• WHAT IS REQUIRED:
Copy out each line below exactly as it appears.

• SOURCE RECORDS:
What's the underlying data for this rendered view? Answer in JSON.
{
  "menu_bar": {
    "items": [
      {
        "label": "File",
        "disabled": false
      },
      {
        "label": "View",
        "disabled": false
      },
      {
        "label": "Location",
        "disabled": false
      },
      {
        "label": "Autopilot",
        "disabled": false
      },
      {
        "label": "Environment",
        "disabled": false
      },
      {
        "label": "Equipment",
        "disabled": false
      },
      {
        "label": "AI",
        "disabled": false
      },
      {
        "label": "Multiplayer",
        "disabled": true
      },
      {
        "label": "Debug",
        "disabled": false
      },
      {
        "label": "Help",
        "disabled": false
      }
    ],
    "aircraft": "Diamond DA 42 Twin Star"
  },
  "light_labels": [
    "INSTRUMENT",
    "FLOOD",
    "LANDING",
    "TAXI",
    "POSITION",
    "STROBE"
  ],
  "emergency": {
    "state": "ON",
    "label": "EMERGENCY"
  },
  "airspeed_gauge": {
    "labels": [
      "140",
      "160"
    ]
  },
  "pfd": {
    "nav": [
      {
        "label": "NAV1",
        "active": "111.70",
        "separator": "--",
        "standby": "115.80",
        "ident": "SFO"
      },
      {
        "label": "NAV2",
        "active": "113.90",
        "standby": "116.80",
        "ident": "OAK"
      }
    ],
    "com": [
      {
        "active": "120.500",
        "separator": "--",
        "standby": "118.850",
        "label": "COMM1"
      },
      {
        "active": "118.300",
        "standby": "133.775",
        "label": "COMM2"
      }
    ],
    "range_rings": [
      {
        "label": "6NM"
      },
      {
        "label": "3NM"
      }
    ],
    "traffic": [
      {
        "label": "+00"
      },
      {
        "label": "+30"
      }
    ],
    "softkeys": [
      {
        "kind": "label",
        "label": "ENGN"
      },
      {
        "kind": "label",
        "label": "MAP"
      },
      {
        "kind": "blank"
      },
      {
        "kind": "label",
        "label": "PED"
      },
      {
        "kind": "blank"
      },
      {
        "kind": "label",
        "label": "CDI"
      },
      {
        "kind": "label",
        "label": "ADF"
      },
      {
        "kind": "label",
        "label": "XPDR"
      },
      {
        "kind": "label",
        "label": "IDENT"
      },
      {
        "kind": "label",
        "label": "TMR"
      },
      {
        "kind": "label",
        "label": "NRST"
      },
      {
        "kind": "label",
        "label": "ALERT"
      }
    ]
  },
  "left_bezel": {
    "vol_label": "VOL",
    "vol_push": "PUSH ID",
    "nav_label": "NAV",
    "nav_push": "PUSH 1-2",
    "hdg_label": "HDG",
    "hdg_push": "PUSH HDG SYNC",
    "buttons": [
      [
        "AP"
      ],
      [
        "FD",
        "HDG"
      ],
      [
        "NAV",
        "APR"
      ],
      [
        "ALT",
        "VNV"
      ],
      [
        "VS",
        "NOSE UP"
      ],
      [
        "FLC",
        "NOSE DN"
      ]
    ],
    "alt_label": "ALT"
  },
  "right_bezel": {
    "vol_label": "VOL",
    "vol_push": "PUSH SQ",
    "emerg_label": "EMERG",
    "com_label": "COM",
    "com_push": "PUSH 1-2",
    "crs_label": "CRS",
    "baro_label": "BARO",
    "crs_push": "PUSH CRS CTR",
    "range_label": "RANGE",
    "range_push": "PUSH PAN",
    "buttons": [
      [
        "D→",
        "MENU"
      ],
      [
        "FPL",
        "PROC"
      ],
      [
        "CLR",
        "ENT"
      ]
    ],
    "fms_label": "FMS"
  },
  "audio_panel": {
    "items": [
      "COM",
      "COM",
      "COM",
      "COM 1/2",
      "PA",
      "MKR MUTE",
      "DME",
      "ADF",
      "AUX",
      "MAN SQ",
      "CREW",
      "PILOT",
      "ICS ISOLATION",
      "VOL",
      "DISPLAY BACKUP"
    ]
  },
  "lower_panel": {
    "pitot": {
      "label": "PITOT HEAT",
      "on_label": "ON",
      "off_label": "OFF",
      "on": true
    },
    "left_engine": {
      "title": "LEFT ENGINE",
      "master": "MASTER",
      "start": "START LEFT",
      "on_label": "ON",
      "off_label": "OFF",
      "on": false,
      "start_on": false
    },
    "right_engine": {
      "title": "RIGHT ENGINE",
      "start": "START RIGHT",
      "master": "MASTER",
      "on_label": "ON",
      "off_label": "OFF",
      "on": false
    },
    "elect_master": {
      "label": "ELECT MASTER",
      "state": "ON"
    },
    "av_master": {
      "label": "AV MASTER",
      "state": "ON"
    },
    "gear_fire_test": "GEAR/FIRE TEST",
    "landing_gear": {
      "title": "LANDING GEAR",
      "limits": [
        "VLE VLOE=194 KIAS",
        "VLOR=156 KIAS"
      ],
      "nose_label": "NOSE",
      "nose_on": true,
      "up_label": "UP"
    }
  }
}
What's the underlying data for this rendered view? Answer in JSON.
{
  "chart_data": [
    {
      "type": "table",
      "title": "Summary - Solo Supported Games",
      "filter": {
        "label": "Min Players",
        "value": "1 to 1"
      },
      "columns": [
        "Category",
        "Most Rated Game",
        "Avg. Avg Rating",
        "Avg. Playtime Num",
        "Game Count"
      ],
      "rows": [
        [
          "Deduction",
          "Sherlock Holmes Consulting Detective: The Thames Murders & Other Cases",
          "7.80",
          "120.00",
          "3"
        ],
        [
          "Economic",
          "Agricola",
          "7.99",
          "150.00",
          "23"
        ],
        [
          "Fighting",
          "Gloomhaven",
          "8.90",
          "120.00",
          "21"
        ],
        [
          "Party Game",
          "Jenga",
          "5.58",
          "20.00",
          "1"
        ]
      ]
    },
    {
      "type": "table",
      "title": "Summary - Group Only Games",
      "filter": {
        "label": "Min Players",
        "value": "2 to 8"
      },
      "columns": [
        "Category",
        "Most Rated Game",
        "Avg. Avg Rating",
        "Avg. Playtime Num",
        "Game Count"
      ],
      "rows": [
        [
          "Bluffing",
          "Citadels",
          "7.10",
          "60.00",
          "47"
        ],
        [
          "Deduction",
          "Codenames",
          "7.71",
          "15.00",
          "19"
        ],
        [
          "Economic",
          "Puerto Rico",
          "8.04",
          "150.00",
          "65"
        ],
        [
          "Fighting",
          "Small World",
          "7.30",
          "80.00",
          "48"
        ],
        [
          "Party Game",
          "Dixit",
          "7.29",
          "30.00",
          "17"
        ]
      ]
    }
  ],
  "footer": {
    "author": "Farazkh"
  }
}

• RESULT OF THE TASK:
What's the underlying data for this rendered view? Answer in JSON.
{
  "menu_bar": {
    "items": [
      {
        "label": "File",
        "disabled": false
      },
      {
        "label": "View",
        "disabled": false
      },
      {
        "label": "Location",
        "disabled": false
      },
      {
        "label": "Autopilot",
        "disabled": false
      },
      {
        "label": "Environment",
        "disabled": false
      },
      {
        "label": "Equipment",
        "disabled": false
      },
      {
        "label": "AI",
        "disabled": false
      },
      {
        "label": "Multiplayer",
        "disabled": true
      },
      {
        "label": "Debug",
        "disabled": false
      },
      {
        "label": "Help",
        "disabled": false
      }
    ],
    "aircraft": "Diamond DA 42 Twin Star"
  },
  "light_labels": [
    "INSTRUMENT",
    "FLOOD",
    "LANDING",
    "TAXI",
    "POSITION",
    "STROBE"
  ],
  "emergency": {
    "state": "ON",
    "label": "EMERGENCY"
  },
  "airspeed_gauge": {
    "labels": [
      "140",
      "160"
    ]
  },
  "pfd": {
    "nav": [
      {
        "label": "NAV1",
        "active": "111.70",
        "separator": "--",
        "standby": "115.80",
        "ident": "SFO"
      },
      {
        "label": "NAV2",
        "active": "113.90",
        "standby": "116.80",
        "ident": "OAK"
      }
    ],
    "com": [
      {
        "active": "120.500",
        "separator": "--",
        "standby": "118.850",
        "label": "COMM1"
      },
      {
        "active": "118.300",
        "standby": "133.775",
        "label": "COMM2"
      }
    ],
    "range_rings": [
      {
        "label": "6NM"
      },
      {
        "label": "3NM"
      }
    ],
    "traffic": [
      {
        "label": "+00"
      },
      {
        "label": "+30"
      }
    ],
    "softkeys": [
      {
        "kind": "label",
        "label": "ENGN"
      },
      {
        "kind": "label",
        "label": "MAP"
      },
      {
        "kind": "blank"
      },
      {
        "kind": "label",
        "label": "PED"
      },
      {
        "kind": "blank"
      },
      {
        "kind": "label",
        "label": "CDI"
      },
      {
        "kind": "label",
        "label": "ADF"
      },
      {
        "kind": "label",
        "label": "XPDR"
      },
      {
        "kind": "label",
        "label": "IDENT"
      },
      {
        "kind": "label",
        "label": "TMR"
      },
      {
        "kind": "label",
        "label": "NRST"
      },
      {
        "kind": "label",
        "label": "ALERT"
      }
    ]
  },
  "left_bezel": {
    "vol_label": "VOL",
    "vol_push": "PUSH ID",
    "nav_label": "NAV",
    "nav_push": "PUSH 1-2",
    "hdg_label": "HDG",
    "hdg_push": "PUSH HDG SYNC",
    "buttons": [
      [
        "AP"
      ],
      [
        "FD",
        "HDG"
      ],
      [
        "NAV",
        "APR"
      ],
      [
        "ALT",
        "VNV"
      ],
      [
        "VS",
        "NOSE UP"
      ],
      [
        "FLC",
        "NOSE DN"
      ]
    ],
    "alt_label": "ALT"
  },
  "right_bezel": {
    "vol_label": "VOL",
    "vol_push": "PUSH SQ",
    "emerg_label": "EMERG",
    "com_label": "COM",
    "com_push": "PUSH 1-2",
    "crs_label": "CRS",
    "baro_label": "BARO",
    "crs_push": "PUSH CRS CTR",
    "range_label": "RANGE",
    "range_push": "PUSH PAN",
    "buttons": [
      [
        "D→",
        "MENU"
      ],
      [
        "FPL",
        "PROC"
      ],
      [
        "CLR",
        "ENT"
      ]
    ],
    "fms_label": "FMS"
  },
  "audio_panel": {
    "items": [
      "COM",
      "COM",
      "COM",
      "COM 1/2",
      "PA",
      "MKR MUTE",
      "DME",
      "ADF",
      "AUX",
      "MAN SQ",
      "CREW",
      "PILOT",
      "ICS ISOLATION",
      "VOL",
      "DISPLAY BACKUP"
    ]
  },
  "lower_panel": {
    "pitot": {
      "label": "PITOT HEAT",
      "on_label": "ON",
      "off_label": "OFF",
      "on": true
    },
    "left_engine": {
      "title": "LEFT ENGINE",
      "master": "MASTER",
      "start": "START LEFT",
      "on_label": "ON",
      "off_label": "OFF",
      "on": false,
      "start_on": false
    },
    "right_engine": {
      "title": "RIGHT ENGINE",
      "start": "START RIGHT",
      "master": "MASTER",
      "on_label": "ON",
      "off_label": "OFF",
      "on": false
    },
    "elect_master": {
      "label": "ELECT MASTER",
      "state": "ON"
    },
    "av_master": {
      "label": "AV MASTER",
      "state": "ON"
    },
    "gear_fire_test": "GEAR/FIRE TEST",
    "landing_gear": {
      "title": "LANDING GEAR",
      "limits": [
        "VLE VLOE=194 KIAS",
        "VLOR=156 KIAS"
      ],
      "nose_label": "NOSE",
      "nose_on": true,
      "up_label": "UP"
    }
  }
}
What's the underlying data for this rendered view? Answer in JSON.
{
  "chart_data": [
    {
      "type": "table",
      "title": "Summary - Solo Supported Games",
      "filter": {
        "label": "Min Players",
        "value": "1 to 1"
      },
      "columns": [
        "Category",
        "Most Rated Game",
        "Avg. Avg Rating",
        "Avg. Playtime Num",
        "Game Count"
      ],
      "rows": [
        [
          "Deduction",
          "Sherlock Holmes Consulting Detective: The Thames Murders & Other Cases",
          "7.80",
          "120.00",
          "3"
        ],
        [
          "Economic",
          "Agricola",
          "7.99",
          "150.00",
          "23"
        ],
        [
          "Fighting",
          "Gloomhaven",
          "8.90",
          "120.00",
          "21"
        ],
        [
          "Party Game",
          "Jenga",
          "5.58",
          "20.00",
          "1"
        ]
      ]
    },
    {
      "type": "table",
      "title": "Summary - Group Only Games",
      "filter": {
        "label": "Min Players",
        "value": "2 to 8"
      },
      "columns": [
        "Category",
        "Most Rated Game",
        "Avg. Avg Rating",
        "Avg. Playtime Num",
        "Game Count"
      ],
      "rows": [
        [
          "Bluffing",
          "Citadels",
          "7.10",
          "60.00",
          "47"
        ],
        [
          "Deduction",
          "Codenames",
          "7.71",
          "15.00",
          "19"
        ],
        [
          "Economic",
          "Puerto Rico",
          "8.04",
          "150.00",
          "65"
        ],
        [
          "Fighting",
          "Small World",
          "7.30",
          "80.00",
          "48"
        ],
        [
          "Party Game",
          "Dixit",
          "7.29",
          "30.00",
          "17"
        ]
      ]
    }
  ],
  "footer": {
    "author": "Farazkh"
  }
}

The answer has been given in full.